■ **WHAT TO PRODUCE**:
Extract each line where the string "ylabel" shows up.

══════════════════════════════

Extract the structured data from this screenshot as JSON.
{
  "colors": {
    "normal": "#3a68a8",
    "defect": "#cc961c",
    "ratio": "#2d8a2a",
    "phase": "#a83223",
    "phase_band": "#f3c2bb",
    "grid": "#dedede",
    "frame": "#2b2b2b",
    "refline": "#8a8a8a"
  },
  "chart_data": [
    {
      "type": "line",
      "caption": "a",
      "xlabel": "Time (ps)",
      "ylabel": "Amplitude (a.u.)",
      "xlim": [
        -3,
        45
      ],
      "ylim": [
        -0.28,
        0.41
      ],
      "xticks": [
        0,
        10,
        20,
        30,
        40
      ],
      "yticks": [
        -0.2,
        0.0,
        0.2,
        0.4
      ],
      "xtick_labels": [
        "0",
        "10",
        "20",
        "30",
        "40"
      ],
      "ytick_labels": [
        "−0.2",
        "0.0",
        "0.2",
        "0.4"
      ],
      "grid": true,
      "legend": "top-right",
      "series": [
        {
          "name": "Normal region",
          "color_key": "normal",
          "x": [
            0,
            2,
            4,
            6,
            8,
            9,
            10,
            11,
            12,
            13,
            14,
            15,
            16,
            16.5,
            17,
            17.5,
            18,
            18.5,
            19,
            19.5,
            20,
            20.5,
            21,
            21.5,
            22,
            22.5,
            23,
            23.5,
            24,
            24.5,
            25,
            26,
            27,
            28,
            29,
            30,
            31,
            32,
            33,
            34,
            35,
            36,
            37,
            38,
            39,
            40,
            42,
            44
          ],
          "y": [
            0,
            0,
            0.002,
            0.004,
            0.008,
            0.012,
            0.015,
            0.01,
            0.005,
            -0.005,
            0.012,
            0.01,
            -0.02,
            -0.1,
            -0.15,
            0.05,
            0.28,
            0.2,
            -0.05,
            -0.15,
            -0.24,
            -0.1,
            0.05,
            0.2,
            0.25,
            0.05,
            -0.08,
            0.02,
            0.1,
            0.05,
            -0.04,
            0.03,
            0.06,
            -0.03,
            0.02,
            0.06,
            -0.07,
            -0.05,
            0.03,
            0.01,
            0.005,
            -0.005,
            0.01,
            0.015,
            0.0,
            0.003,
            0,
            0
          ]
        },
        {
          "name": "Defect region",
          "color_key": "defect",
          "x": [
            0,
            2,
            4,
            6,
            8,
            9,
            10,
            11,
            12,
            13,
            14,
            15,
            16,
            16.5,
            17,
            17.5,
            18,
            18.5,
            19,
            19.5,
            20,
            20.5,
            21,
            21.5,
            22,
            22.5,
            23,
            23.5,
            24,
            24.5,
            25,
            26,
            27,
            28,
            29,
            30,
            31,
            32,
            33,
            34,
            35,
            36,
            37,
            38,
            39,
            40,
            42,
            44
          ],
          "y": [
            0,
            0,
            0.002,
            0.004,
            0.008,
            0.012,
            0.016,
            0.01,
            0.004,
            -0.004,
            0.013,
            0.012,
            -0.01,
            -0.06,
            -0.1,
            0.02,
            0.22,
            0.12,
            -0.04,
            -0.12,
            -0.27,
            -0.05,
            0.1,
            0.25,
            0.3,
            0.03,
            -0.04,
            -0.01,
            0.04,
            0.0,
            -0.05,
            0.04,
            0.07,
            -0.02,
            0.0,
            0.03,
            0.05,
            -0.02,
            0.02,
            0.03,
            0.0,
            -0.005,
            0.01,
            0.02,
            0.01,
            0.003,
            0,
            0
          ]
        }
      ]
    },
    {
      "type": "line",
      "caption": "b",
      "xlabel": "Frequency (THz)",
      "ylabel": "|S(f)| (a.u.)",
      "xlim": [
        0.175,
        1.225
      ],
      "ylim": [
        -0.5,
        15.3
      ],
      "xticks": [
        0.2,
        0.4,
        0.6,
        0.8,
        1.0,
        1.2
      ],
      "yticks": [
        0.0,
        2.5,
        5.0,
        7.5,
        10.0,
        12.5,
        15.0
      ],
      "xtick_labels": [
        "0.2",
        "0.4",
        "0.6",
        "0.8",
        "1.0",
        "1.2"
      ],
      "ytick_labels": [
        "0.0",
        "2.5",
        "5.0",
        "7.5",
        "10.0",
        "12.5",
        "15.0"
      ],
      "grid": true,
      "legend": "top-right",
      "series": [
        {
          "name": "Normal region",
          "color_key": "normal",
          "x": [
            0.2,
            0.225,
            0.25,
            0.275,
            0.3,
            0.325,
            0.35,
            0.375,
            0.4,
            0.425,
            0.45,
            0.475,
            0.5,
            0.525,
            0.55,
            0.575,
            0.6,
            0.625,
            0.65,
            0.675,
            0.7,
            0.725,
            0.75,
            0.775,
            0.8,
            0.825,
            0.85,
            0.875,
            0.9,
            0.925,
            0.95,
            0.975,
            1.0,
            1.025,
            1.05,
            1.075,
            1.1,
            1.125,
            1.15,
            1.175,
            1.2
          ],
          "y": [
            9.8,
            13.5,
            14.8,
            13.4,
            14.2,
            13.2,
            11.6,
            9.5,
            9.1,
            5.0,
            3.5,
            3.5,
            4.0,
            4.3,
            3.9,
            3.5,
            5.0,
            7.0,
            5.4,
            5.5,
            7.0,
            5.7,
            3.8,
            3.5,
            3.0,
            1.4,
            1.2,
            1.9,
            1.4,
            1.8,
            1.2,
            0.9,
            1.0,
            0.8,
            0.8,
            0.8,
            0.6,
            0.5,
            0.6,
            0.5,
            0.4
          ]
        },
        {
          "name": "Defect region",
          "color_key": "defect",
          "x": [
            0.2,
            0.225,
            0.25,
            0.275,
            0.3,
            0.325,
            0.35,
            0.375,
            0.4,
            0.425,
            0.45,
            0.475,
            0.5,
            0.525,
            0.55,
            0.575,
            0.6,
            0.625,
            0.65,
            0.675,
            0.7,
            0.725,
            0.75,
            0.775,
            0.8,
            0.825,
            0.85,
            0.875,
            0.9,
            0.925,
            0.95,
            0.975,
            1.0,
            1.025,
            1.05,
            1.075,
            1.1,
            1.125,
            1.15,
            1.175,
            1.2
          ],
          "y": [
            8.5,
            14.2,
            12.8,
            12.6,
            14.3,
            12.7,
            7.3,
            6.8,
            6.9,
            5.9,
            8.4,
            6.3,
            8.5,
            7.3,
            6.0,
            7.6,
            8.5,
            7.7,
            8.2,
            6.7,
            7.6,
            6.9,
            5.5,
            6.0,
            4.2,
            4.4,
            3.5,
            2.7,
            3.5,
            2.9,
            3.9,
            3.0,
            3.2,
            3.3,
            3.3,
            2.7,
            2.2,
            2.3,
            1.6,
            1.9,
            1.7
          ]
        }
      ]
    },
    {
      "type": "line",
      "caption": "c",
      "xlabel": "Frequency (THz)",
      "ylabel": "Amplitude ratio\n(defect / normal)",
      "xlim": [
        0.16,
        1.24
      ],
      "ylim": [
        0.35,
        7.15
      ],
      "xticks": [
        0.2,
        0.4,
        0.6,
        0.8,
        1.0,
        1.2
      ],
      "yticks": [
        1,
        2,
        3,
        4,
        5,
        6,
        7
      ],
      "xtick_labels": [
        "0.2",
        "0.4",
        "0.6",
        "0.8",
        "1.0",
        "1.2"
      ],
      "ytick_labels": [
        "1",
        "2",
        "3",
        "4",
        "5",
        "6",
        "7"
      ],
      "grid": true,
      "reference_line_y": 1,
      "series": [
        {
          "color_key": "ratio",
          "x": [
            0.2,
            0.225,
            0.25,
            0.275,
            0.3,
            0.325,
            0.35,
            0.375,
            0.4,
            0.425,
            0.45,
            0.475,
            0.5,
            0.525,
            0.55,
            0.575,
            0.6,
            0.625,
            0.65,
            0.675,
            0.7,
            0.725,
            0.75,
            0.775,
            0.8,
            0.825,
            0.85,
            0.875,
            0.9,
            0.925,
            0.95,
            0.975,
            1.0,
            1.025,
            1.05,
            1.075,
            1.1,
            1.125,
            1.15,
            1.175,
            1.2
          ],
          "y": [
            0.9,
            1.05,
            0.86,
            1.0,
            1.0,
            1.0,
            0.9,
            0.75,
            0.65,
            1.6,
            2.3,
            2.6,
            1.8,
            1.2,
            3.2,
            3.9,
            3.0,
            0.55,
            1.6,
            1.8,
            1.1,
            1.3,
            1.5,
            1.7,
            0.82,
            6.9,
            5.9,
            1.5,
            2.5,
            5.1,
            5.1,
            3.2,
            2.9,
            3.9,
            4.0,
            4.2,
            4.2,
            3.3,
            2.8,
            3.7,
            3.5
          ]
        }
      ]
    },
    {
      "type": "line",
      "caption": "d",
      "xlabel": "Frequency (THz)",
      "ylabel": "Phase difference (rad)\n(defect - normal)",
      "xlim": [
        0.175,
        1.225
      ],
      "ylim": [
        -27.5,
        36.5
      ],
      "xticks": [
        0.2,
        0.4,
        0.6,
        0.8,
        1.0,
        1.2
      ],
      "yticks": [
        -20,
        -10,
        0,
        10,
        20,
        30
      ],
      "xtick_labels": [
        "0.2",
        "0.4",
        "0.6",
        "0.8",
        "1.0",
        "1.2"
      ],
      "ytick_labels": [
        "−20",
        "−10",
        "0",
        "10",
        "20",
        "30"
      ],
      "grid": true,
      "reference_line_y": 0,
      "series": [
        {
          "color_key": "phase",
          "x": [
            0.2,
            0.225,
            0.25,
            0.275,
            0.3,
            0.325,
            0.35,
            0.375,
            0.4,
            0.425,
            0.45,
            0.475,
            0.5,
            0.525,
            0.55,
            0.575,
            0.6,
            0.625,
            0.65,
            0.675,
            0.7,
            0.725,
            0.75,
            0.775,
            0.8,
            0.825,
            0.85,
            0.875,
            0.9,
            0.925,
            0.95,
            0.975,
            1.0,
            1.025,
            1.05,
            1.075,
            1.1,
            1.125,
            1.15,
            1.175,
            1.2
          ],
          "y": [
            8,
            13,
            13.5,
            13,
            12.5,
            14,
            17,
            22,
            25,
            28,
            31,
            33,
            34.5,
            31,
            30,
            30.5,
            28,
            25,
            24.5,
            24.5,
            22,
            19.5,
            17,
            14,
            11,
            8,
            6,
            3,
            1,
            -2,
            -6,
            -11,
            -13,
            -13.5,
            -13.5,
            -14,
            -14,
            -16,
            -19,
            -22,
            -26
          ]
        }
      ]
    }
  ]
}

══════════════════════════════

■ **FINAL RESULT**:
      "ylabel": "Amplitude (a.u.)",
      "ylabel": "|S(f)| (a.u.)",
      "ylabel": "Amplitude ratio\n(defect / normal)",
      "ylabel": "Phase difference (rad)\n(defect - normal)",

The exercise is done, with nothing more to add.